• **PARTS OF THE EXERCISE**:
A. Answer these questions from the article on environment-friendly tags for electronic products in China:
(i) What colors will the tags on electronic products be?
(ii) Which bodies issued the new rules?
(iii) When are products with the new tags expected to appear?
B. List every hazardous substance named in the article on China's environment-friendly tags for electronic products.
C. Carry on the article about China's environment-friendly tags for electronic products, starting after its final sentence.

• **TEXT PROVIDED**:
· · · ·

Electronic products to have environment-friendly tags in China

Electronic products sold in China will carry green or orange tags to inform customers whether they are environment-friendly or not, in a move to reduce electronic pollution.

A new set of regulations, seen as the Chinese version of the Restriction on the Use of Certain Hazardous Substances in Electrical and Electronic Equipment (RoHS) Directive, took effect on Thursday.

The new rules, issued by the Ministry of Information Industry (MII) and six other authorities last February, require domestic manufacturers to specify the names and content of poisonous and harmful materials used in product design and manufacture.

Products containing hazardous substances, including lead, mercury, cadmium and hexad chromium will be registered in a list, and manufacturers will be required to gradually replace or reduce the content of these substances.

Products that do not meet national or industrial standards should not be sold on the domestic market, the regulations said.

However, no timetable has yet been established, said MII official Yang Meng.

Violations of the regulations will be punished but no specific measures are mentioned.

Electronic products under the new rules refer to ten categories of products including home appliances, medical equipment, and telecommunications tools.

Products with the new tags will not be seen until late May as manufacturers have to clear up their inventory first, observers said.

· · · ·

(Page layout parsing data)
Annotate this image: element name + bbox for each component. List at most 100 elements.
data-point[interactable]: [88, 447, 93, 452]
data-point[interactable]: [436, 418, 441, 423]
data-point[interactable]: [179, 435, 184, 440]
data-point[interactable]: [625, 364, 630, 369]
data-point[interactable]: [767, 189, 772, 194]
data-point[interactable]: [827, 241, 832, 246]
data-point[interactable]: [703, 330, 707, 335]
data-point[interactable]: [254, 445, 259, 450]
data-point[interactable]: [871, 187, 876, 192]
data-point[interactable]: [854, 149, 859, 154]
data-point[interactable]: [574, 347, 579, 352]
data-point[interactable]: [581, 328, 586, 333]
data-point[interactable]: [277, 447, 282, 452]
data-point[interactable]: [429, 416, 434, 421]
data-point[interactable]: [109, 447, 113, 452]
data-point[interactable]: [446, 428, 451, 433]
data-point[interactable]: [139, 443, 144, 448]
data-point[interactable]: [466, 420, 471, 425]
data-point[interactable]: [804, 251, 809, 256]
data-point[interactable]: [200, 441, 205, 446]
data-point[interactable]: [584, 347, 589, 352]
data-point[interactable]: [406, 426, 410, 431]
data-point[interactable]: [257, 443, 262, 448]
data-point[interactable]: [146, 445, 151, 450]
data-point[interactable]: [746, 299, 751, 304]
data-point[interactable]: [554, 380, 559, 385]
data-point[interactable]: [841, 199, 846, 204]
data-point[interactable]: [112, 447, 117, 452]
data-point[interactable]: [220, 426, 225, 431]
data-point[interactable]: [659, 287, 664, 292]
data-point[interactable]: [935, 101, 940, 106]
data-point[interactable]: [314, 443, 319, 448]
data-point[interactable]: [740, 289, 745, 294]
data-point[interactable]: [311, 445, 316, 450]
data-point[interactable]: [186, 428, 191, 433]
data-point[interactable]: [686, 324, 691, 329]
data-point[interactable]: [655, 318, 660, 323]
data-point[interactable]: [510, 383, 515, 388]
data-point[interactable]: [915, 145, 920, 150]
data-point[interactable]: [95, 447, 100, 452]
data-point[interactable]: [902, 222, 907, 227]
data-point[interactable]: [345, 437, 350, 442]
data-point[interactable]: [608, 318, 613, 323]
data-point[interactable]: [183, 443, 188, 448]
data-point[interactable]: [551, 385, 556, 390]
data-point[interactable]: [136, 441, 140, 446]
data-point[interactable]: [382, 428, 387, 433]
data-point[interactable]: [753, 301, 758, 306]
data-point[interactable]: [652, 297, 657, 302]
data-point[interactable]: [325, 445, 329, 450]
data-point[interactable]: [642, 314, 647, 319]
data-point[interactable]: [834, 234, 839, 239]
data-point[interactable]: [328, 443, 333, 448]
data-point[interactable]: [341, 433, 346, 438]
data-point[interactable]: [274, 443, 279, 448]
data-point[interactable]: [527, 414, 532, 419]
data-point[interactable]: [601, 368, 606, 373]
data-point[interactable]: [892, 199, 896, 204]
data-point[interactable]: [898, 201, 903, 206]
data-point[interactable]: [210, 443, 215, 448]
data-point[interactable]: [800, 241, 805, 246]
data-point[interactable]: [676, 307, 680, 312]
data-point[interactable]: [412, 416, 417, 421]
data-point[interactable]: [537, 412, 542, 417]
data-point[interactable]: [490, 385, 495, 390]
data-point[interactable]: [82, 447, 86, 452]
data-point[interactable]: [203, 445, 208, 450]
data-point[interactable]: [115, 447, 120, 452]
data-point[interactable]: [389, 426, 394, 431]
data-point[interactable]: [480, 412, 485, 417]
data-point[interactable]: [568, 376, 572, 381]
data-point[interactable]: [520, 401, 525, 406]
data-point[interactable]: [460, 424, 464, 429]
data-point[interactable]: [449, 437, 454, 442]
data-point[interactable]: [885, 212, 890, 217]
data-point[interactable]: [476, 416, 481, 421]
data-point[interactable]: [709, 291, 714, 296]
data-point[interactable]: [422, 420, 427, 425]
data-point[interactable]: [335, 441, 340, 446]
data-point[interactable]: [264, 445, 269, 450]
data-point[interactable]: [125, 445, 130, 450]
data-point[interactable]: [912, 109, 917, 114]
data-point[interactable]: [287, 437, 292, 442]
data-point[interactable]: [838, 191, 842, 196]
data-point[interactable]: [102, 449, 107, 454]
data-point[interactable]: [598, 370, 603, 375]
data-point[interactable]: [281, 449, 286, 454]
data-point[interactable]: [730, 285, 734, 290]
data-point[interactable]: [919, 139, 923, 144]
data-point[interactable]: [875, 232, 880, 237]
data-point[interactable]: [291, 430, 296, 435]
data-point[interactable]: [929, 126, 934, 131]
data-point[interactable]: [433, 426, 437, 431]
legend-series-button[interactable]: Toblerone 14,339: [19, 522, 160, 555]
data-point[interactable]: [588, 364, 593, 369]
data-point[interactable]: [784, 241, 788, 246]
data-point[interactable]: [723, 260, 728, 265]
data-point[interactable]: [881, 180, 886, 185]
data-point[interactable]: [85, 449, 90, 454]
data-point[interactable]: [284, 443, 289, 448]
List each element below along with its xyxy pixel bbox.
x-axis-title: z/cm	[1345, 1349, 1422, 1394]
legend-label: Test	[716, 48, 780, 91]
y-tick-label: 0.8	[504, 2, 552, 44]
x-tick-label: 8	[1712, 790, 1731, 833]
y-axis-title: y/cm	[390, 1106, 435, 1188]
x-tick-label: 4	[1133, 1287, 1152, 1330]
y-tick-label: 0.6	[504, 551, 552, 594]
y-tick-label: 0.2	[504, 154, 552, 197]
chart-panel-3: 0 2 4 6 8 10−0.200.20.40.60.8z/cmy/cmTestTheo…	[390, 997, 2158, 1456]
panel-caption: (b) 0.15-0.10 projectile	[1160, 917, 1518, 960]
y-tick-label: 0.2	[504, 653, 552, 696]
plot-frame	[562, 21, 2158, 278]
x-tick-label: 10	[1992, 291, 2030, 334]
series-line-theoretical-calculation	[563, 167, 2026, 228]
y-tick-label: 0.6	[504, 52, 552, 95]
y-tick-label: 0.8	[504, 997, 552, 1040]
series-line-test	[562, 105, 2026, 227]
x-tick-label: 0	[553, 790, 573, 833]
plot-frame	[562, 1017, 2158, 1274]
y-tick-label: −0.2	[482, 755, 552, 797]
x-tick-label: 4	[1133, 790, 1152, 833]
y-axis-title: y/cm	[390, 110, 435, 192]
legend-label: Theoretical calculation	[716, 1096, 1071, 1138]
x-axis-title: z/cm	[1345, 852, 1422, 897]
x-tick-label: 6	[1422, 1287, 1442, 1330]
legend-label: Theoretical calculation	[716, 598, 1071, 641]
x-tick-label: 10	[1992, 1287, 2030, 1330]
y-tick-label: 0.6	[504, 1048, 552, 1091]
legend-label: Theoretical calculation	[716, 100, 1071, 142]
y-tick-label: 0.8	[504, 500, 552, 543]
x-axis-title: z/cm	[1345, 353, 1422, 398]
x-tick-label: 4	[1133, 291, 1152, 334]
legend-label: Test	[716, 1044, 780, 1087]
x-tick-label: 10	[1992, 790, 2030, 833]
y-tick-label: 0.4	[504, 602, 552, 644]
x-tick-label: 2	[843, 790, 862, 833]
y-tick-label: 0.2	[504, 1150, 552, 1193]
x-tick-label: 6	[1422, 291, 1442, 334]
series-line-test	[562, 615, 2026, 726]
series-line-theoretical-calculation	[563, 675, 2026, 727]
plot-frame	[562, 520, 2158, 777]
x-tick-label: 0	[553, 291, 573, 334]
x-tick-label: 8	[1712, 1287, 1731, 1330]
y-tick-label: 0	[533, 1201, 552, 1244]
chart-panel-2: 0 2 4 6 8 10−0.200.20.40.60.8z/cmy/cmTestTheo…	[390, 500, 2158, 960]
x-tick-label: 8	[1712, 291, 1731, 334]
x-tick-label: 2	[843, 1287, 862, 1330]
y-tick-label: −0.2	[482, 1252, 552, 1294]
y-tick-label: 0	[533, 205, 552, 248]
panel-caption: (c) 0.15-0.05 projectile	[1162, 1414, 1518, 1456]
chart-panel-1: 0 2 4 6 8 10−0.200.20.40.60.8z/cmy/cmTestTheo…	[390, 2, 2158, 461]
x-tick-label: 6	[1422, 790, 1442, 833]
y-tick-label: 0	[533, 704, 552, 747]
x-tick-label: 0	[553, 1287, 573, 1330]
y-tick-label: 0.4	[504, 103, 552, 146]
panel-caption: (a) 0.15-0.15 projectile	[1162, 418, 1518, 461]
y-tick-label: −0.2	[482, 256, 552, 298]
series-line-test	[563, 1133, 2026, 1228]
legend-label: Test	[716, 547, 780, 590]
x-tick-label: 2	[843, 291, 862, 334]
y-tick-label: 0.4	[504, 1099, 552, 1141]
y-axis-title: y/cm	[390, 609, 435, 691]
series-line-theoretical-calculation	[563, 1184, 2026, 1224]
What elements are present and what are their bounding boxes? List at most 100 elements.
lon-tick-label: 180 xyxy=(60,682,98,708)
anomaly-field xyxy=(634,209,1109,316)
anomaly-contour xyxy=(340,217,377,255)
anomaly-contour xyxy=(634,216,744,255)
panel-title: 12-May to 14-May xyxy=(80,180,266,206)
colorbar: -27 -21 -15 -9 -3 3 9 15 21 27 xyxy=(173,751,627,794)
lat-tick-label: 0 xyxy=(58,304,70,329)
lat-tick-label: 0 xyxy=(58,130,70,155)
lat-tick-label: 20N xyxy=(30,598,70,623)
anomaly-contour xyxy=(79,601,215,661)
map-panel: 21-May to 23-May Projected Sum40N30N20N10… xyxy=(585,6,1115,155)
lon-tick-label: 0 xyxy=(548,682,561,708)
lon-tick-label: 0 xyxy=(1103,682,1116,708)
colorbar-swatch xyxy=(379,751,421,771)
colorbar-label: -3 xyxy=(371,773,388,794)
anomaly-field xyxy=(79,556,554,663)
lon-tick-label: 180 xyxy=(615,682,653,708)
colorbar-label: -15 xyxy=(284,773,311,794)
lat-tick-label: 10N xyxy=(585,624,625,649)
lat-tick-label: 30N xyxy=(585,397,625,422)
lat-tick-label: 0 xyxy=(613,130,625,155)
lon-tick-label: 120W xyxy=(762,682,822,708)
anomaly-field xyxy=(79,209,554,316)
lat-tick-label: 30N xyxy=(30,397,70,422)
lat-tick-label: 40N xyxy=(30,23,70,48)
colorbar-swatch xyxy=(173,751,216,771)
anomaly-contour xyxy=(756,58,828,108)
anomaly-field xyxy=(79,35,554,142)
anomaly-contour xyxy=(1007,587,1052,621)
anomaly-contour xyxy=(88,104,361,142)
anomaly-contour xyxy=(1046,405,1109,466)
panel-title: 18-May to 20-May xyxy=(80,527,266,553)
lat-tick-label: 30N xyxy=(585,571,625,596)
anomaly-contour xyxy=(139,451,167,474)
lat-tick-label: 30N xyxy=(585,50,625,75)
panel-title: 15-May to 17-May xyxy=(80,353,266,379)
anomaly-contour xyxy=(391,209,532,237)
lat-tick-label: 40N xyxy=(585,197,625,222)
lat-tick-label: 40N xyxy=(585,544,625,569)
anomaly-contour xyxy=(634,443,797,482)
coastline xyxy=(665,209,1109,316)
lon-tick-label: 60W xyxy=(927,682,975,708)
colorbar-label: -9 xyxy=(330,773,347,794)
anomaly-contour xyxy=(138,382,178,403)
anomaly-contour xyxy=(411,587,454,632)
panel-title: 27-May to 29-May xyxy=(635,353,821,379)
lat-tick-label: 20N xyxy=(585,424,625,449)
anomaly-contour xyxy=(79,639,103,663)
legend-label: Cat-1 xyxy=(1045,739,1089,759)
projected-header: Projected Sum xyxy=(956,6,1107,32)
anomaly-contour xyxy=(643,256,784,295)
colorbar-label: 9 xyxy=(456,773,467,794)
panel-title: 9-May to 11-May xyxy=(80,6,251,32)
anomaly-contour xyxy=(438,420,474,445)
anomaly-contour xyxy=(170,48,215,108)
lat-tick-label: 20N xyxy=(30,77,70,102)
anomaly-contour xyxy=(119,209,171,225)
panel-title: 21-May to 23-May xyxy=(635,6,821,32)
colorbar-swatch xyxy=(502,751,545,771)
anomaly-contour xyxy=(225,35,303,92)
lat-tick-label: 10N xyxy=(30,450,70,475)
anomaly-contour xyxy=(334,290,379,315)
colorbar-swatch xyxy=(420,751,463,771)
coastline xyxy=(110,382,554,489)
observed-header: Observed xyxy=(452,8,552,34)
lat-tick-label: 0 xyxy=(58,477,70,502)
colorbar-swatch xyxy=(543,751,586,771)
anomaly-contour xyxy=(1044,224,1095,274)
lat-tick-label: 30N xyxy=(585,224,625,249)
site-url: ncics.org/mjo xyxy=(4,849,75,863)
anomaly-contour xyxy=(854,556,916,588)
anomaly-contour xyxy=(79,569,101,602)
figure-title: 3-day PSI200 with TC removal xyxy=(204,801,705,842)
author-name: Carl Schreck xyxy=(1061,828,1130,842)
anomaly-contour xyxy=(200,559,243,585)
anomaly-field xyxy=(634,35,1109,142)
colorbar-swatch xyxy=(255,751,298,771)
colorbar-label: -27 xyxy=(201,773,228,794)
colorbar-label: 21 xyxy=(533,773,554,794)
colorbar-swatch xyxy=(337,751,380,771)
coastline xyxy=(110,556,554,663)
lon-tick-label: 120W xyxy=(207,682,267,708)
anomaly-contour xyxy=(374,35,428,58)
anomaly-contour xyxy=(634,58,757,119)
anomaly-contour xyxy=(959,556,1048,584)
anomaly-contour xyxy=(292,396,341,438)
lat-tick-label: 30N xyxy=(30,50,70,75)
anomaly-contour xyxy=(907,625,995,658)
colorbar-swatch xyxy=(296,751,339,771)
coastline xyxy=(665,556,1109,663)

· · · ·

• **ANSWERS BY TASK**:
A.
(i) Green or orange.
(ii) The Ministry of Information Industry (MII) and six other authorities.
(iii) Not until late May.

B.
- Lead
- Mercury
- Cadmium
- Hexad chromium

C.
Industry analysts said the new rules were likely to raise production costs as manufacturers have to replace or reduce the content of hazardous substances.

A senior official with Galanz, one of China's top home appliances manufacturers, predicted their production costs are likely to rise 20 percent to meet the requirements of the regulations.

The European Union introduced on July 1 new restrictions on hazardous substance content in electrical and electronic appliances, requiring a maximum concentration of 0.1 percent by weight of many environmentally hazardous substances such as lead and mercury that are used to produce electrical products.

The Chinese regulations are less specific and onerous than the EU rules but represent a first step by China to address the worsening electronic pollution issue.

Statistics show that China has more than one billion home appliances, 30 million of which are scrapped each year, representing a major threat to the country's environment.